### What this task involves
Will you quote all of the entries, word for word?

### Data for this task
· · ·

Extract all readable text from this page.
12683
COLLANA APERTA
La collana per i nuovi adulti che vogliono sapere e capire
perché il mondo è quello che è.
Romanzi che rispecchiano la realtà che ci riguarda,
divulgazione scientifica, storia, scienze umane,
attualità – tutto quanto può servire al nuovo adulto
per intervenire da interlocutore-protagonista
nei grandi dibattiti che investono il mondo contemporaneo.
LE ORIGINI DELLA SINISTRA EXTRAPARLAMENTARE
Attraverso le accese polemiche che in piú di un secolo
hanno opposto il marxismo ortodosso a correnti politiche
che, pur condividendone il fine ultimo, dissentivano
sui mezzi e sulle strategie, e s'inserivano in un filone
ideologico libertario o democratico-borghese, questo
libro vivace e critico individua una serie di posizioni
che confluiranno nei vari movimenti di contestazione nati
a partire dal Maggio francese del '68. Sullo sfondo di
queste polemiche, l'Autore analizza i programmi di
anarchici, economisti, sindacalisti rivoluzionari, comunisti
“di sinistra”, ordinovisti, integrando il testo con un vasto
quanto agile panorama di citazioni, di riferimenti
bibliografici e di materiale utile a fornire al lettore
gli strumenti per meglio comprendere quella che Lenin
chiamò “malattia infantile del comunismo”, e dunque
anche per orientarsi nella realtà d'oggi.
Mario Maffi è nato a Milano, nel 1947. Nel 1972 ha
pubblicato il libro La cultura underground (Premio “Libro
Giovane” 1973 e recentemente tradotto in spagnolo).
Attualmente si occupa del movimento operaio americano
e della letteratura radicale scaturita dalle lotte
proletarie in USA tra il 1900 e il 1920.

· · ·

### Exercise output
Extract all readable text from this page.
12683
COLLANA APERTA
La collana per i nuovi adulti che vogliono sapere e capire
perché il mondo è quello che è.
Romanzi che rispecchiano la realtà che ci riguarda,
divulgazione scientifica, storia, scienze umane,
attualità – tutto quanto può servire al nuovo adulto
per intervenire da interlocutore-protagonista
nei grandi dibattiti che investono il mondo contemporaneo.
LE ORIGINI DELLA SINISTRA EXTRAPARLAMENTARE
Attraverso le accese polemiche che in piú di un secolo
hanno opposto il marxismo ortodosso a correnti politiche
che, pur condividendone il fine ultimo, dissentivano
sui mezzi e sulle strategie, e s'inserivano in un filone
ideologico libertario o democratico-borghese, questo
libro vivace e critico individua una serie di posizioni
che confluiranno nei vari movimenti di contestazione nati
a partire dal Maggio francese del '68. Sullo sfondo di
queste polemiche, l'Autore analizza i programmi di
anarchici, economisti, sindacalisti rivoluzionari, comunisti
“di sinistra”, ordinovisti, integrando il testo con un vasto
quanto agile panorama di citazioni, di riferimenti
bibliografici e di materiale utile a fornire al lettore
gli strumenti per meglio comprendere quella che Lenin
chiamò “malattia infantile del comunismo”, e dunque
anche per orientarsi nella realtà d'oggi.
Mario Maffi è nato a Milano, nel 1947. Nel 1972 ha
pubblicato il libro La cultura underground (Premio “Libro
Giovane” 1973 e recentemente tradotto in spagnolo).
Attualmente si occupa del movimento operaio americano
e della letteratura radicale scaturita dalle lotte
proletarie in USA tra il 1900 e il 1920.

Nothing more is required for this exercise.